* **Raw records**
================

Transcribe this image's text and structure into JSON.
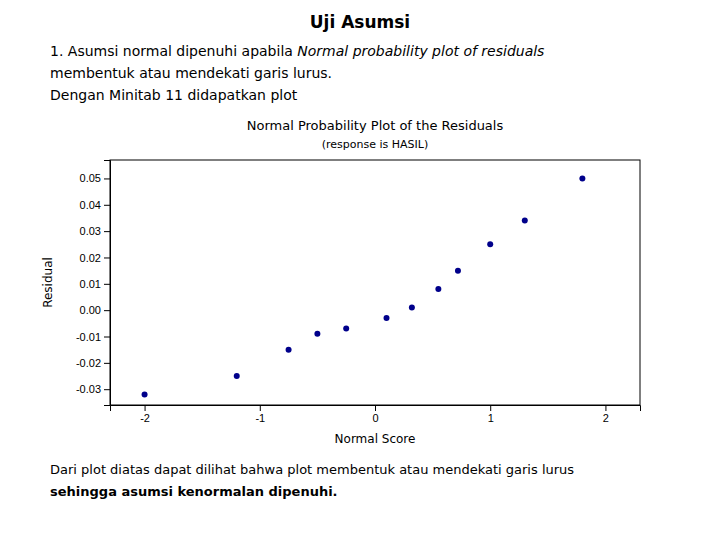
{
  "page": {
    "title": "Uji Asumsi",
    "intro": [
      "1. Asumsi normal dipenuhi apabila ",
      "Normal probability plot of residuals",
      "membentuk atau mendekati garis lurus.",
      "Dengan Minitab 11 didapatkan plot"
    ],
    "conclusion": [
      "Dari plot diatas dapat dilihat bahwa plot membentuk atau mendekati garis lurus",
      "sehingga asumsi kenormalan dipenuhi."
    ]
  },
  "chart_data": {
    "type": "scatter",
    "title": "Normal Probability Plot of the Residuals",
    "subtitle": "(response is HASIL)",
    "x_label": "Normal Score",
    "y_label": "Residual",
    "color": "#00008B",
    "x": [
      -2.0,
      -1.2,
      -0.75,
      -0.5,
      -0.25,
      0.1,
      0.32,
      0.55,
      0.72,
      1.0,
      1.3,
      1.8
    ],
    "values": [
      -0.032,
      -0.025,
      -0.015,
      -0.009,
      -0.007,
      -0.003,
      0.001,
      0.008,
      0.015,
      0.025,
      0.034,
      0.05
    ],
    "xlim": [
      -2.3,
      2.3
    ],
    "ylim": [
      -0.036,
      0.057
    ],
    "xticks": [
      -2,
      -1,
      0,
      1,
      2
    ],
    "yticks": [
      -0.03,
      -0.02,
      -0.01,
      {
        "value": 0,
        "label": "0.00"
      },
      0.01,
      0.02,
      0.03,
      0.04,
      0.05
    ],
    "grid": false
  }
}
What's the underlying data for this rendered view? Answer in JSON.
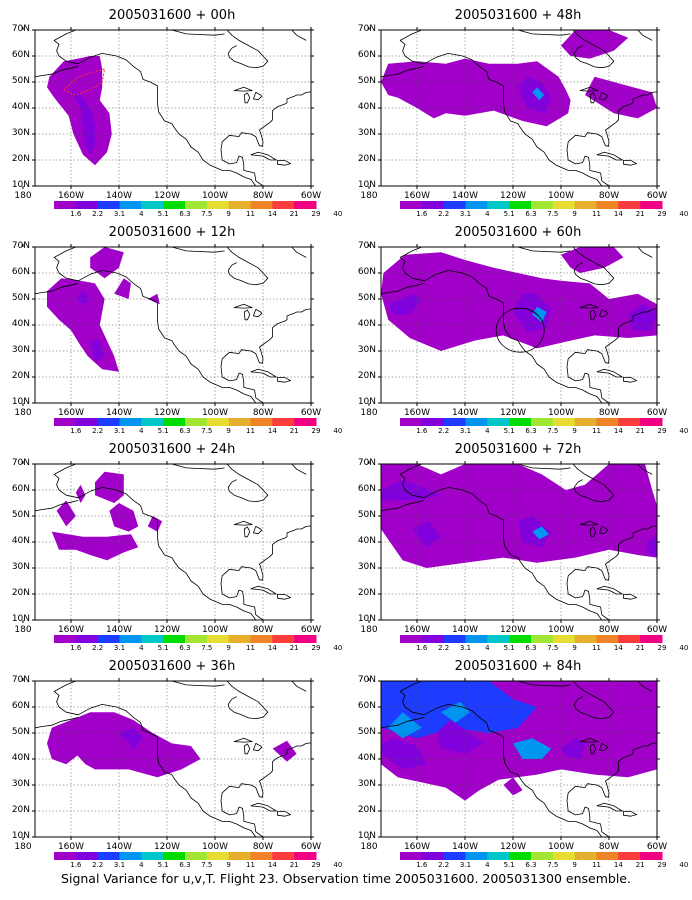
{
  "panels": [
    {
      "title": "2005031600 + 00h"
    },
    {
      "title": "2005031600 + 48h"
    },
    {
      "title": "2005031600 + 12h"
    },
    {
      "title": "2005031600 + 60h"
    },
    {
      "title": "2005031600 + 24h"
    },
    {
      "title": "2005031600 + 72h"
    },
    {
      "title": "2005031600 + 36h"
    },
    {
      "title": "2005031600 + 84h"
    }
  ],
  "lat_labels": [
    "70N",
    "60N",
    "50N",
    "40N",
    "30N",
    "20N",
    "10N"
  ],
  "lon_labels": [
    "180",
    "160W",
    "140W",
    "120W",
    "100W",
    "80W",
    "60W"
  ],
  "colorbar": {
    "labels": [
      "1.6",
      "2.2",
      "3.1",
      "4",
      "5.1",
      "6.3",
      "7.5",
      "9",
      "11",
      "14",
      "21",
      "29",
      "40"
    ],
    "colors": [
      "#a000c8",
      "#8200dc",
      "#1e3cff",
      "#0096f0",
      "#00c8c8",
      "#00dc00",
      "#a0e632",
      "#e6dc32",
      "#e6af2d",
      "#f08228",
      "#fa3c3c",
      "#f00082"
    ]
  },
  "caption": "Signal Variance for u,v,T. Flight 23. Observation time 2005031600. 2005031300 ensemble."
}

================

* **Stated goal**
Each line above is to be copied verbatim. Drop any image from the copy.

* **Reply**
Transcribe this image's text and structure into JSON.
{
  "page": {
    "title": "Uji Asumsi",
    "intro": [
      "1. Asumsi normal dipenuhi apabila ",
      "Normal probability plot of residuals",
      "membentuk atau mendekati garis lurus.",
      "Dengan Minitab 11 didapatkan plot"
    ],
    "conclusion": [
      "Dari plot diatas dapat dilihat bahwa plot membentuk atau mendekati garis lurus",
      "sehingga asumsi kenormalan dipenuhi."
    ]
  },
  "chart_data": {
    "type": "scatter",
    "title": "Normal Probability Plot of the Residuals",
    "subtitle": "(response is HASIL)",
    "x_label": "Normal Score",
    "y_label": "Residual",
    "color": "#00008B",
    "x": [
      -2.0,
      -1.2,
      -0.75,
      -0.5,
      -0.25,
      0.1,
      0.32,
      0.55,
      0.72,
      1.0,
      1.3,
      1.8
    ],
    "values": [
      -0.032,
      -0.025,
      -0.015,
      -0.009,
      -0.007,
      -0.003,
      0.001,
      0.008,
      0.015,
      0.025,
      0.034,
      0.05
    ],
    "xlim": [
      -2.3,
      2.3
    ],
    "ylim": [
      -0.036,
      0.057
    ],
    "xticks": [
      -2,
      -1,
      0,
      1,
      2
    ],
    "yticks": [
      -0.03,
      -0.02,
      -0.01,
      {
        "value": 0,
        "label": "0.00"
      },
      0.01,
      0.02,
      0.03,
      0.04,
      0.05
    ],
    "grid": false
  }
}
What's the underlying data for this rendered view? Answer in JSON.
{
  "panels": [
    {
      "title": "2005031600 + 00h"
    },
    {
      "title": "2005031600 + 48h"
    },
    {
      "title": "2005031600 + 12h"
    },
    {
      "title": "2005031600 + 60h"
    },
    {
      "title": "2005031600 + 24h"
    },
    {
      "title": "2005031600 + 72h"
    },
    {
      "title": "2005031600 + 36h"
    },
    {
      "title": "2005031600 + 84h"
    }
  ],
  "lat_labels": [
    "70N",
    "60N",
    "50N",
    "40N",
    "30N",
    "20N",
    "10N"
  ],
  "lon_labels": [
    "180",
    "160W",
    "140W",
    "120W",
    "100W",
    "80W",
    "60W"
  ],
  "colorbar": {
    "labels": [
      "1.6",
      "2.2",
      "3.1",
      "4",
      "5.1",
      "6.3",
      "7.5",
      "9",
      "11",
      "14",
      "21",
      "29",
      "40"
    ],
    "colors": [
      "#a000c8",
      "#8200dc",
      "#1e3cff",
      "#0096f0",
      "#00c8c8",
      "#00dc00",
      "#a0e632",
      "#e6dc32",
      "#e6af2d",
      "#f08228",
      "#fa3c3c",
      "#f00082"
    ]
  },
  "caption": "Signal Variance for u,v,T. Flight 23. Observation time 2005031600. 2005031300 ensemble."
}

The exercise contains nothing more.